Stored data
--- Begin ---

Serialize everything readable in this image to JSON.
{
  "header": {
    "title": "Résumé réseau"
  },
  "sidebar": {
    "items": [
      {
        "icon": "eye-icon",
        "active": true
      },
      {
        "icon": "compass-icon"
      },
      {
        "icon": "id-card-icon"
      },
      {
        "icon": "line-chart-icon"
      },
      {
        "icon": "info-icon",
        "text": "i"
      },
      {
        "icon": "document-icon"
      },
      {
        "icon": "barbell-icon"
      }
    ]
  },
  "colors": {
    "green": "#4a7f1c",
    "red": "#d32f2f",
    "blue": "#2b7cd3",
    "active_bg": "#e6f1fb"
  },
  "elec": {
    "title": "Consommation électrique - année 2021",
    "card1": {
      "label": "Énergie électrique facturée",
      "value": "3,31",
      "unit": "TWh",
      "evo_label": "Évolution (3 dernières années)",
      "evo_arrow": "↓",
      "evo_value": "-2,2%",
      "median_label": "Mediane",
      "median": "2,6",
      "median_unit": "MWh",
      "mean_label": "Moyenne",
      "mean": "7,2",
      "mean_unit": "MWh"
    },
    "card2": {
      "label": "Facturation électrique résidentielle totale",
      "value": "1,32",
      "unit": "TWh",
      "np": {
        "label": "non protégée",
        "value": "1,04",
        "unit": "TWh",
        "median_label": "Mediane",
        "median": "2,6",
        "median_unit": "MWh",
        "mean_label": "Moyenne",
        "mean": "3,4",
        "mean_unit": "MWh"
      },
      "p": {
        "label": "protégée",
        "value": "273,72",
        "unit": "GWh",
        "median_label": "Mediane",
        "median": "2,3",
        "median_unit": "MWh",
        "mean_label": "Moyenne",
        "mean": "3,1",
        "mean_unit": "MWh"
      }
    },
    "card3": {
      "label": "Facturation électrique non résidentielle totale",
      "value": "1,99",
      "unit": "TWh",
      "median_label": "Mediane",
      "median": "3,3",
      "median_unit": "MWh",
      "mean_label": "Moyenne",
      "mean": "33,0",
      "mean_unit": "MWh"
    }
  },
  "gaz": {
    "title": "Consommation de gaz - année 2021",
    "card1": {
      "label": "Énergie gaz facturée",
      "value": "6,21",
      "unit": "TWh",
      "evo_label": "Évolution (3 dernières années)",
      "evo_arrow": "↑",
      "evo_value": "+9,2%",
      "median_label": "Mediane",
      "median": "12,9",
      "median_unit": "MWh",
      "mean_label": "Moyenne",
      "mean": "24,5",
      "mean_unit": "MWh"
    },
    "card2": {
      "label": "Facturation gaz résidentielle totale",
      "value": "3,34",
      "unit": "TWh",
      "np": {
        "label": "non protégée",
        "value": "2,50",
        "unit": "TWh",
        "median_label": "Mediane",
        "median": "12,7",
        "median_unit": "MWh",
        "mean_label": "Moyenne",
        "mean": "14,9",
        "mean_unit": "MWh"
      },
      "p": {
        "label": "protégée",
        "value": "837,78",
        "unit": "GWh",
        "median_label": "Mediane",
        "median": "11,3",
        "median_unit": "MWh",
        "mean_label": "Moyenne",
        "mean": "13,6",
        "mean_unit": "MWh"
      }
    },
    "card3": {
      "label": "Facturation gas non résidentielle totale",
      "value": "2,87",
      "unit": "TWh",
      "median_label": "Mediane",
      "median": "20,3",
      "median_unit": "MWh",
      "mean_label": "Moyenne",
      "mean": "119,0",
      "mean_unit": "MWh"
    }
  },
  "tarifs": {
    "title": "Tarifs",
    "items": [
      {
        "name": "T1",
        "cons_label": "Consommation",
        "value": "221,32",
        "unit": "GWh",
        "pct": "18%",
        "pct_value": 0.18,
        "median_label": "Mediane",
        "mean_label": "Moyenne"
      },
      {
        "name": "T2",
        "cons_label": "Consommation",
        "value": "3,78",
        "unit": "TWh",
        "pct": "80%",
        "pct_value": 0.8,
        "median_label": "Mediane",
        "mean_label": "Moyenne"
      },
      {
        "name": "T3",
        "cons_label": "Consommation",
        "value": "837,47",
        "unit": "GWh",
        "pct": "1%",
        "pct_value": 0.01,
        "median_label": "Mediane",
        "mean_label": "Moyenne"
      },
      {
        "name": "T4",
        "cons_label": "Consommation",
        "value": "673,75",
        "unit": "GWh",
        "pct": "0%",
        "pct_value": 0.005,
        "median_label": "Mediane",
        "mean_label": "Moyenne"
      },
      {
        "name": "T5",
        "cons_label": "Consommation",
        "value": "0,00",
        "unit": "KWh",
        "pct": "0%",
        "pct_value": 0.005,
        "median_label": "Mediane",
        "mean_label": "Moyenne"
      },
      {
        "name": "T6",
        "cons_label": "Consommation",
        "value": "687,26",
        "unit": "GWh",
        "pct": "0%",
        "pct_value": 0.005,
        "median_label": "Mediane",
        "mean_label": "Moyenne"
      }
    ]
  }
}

--- End ---

— Written problem —
Scan the data for the word "facturée" and copy every line where it shows up.

— Solution for this exercise —
      "label": "Énergie électrique facturée",
      "label": "Énergie gaz facturée",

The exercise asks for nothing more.